**The exercise:** Each record is to be transcribed exactly.

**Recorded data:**
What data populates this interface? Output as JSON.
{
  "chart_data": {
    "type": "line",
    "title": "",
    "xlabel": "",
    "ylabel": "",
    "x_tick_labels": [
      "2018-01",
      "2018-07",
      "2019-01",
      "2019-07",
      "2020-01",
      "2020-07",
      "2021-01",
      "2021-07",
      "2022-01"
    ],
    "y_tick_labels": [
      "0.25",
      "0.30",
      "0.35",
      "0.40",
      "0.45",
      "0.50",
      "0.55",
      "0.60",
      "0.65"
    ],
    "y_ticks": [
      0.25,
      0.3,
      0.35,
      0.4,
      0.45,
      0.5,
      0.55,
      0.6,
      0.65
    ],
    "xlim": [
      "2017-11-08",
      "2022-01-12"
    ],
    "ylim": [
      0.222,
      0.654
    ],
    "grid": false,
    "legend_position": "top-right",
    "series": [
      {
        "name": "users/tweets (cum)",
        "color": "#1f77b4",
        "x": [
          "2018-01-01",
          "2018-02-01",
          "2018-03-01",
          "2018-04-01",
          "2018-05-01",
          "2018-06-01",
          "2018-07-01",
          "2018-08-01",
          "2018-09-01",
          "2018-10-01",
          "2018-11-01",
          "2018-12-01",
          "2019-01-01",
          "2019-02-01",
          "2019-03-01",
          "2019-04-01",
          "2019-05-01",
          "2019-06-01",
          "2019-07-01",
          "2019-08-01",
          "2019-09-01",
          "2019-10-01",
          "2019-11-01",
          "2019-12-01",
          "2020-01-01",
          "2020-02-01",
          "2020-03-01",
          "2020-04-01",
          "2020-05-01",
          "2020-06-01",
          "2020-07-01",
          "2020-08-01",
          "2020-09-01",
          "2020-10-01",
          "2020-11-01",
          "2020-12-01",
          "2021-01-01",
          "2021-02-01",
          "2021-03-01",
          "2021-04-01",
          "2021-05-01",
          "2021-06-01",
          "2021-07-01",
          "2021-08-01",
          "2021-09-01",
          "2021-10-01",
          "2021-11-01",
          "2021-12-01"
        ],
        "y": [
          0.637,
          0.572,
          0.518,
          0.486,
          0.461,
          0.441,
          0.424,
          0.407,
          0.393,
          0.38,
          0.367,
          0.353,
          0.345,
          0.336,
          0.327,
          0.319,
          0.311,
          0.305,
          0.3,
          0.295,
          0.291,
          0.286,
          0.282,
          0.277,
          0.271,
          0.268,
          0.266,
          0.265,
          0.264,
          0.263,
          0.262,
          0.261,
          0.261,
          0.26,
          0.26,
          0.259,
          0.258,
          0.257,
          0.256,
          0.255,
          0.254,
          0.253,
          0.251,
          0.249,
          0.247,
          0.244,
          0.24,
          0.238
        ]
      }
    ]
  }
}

**In response:**
What data populates this interface? Output as JSON.
{
  "chart_data": {
    "type": "line",
    "title": "",
    "xlabel": "",
    "ylabel": "",
    "x_tick_labels": [
      "2018-01",
      "2018-07",
      "2019-01",
      "2019-07",
      "2020-01",
      "2020-07",
      "2021-01",
      "2021-07",
      "2022-01"
    ],
    "y_tick_labels": [
      "0.25",
      "0.30",
      "0.35",
      "0.40",
      "0.45",
      "0.50",
      "0.55",
      "0.60",
      "0.65"
    ],
    "y_ticks": [
      0.25,
      0.3,
      0.35,
      0.4,
      0.45,
      0.5,
      0.55,
      0.6,
      0.65
    ],
    "xlim": [
      "2017-11-08",
      "2022-01-12"
    ],
    "ylim": [
      0.222,
      0.654
    ],
    "grid": false,
    "legend_position": "top-right",
    "series": [
      {
        "name": "users/tweets (cum)",
        "color": "#1f77b4",
        "x": [
          "2018-01-01",
          "2018-02-01",
          "2018-03-01",
          "2018-04-01",
          "2018-05-01",
          "2018-06-01",
          "2018-07-01",
          "2018-08-01",
          "2018-09-01",
          "2018-10-01",
          "2018-11-01",
          "2018-12-01",
          "2019-01-01",
          "2019-02-01",
          "2019-03-01",
          "2019-04-01",
          "2019-05-01",
          "2019-06-01",
          "2019-07-01",
          "2019-08-01",
          "2019-09-01",
          "2019-10-01",
          "2019-11-01",
          "2019-12-01",
          "2020-01-01",
          "2020-02-01",
          "2020-03-01",
          "2020-04-01",
          "2020-05-01",
          "2020-06-01",
          "2020-07-01",
          "2020-08-01",
          "2020-09-01",
          "2020-10-01",
          "2020-11-01",
          "2020-12-01",
          "2021-01-01",
          "2021-02-01",
          "2021-03-01",
          "2021-04-01",
          "2021-05-01",
          "2021-06-01",
          "2021-07-01",
          "2021-08-01",
          "2021-09-01",
          "2021-10-01",
          "2021-11-01",
          "2021-12-01"
        ],
        "y": [
          0.637,
          0.572,
          0.518,
          0.486,
          0.461,
          0.441,
          0.424,
          0.407,
          0.393,
          0.38,
          0.367,
          0.353,
          0.345,
          0.336,
          0.327,
          0.319,
          0.311,
          0.305,
          0.3,
          0.295,
          0.291,
          0.286,
          0.282,
          0.277,
          0.271,
          0.268,
          0.266,
          0.265,
          0.264,
          0.263,
          0.262,
          0.261,
          0.261,
          0.26,
          0.26,
          0.259,
          0.258,
          0.257,
          0.256,
          0.255,
          0.254,
          0.253,
          0.251,
          0.249,
          0.247,
          0.244,
          0.24,
          0.238
        ]
      }
    ]
  }
}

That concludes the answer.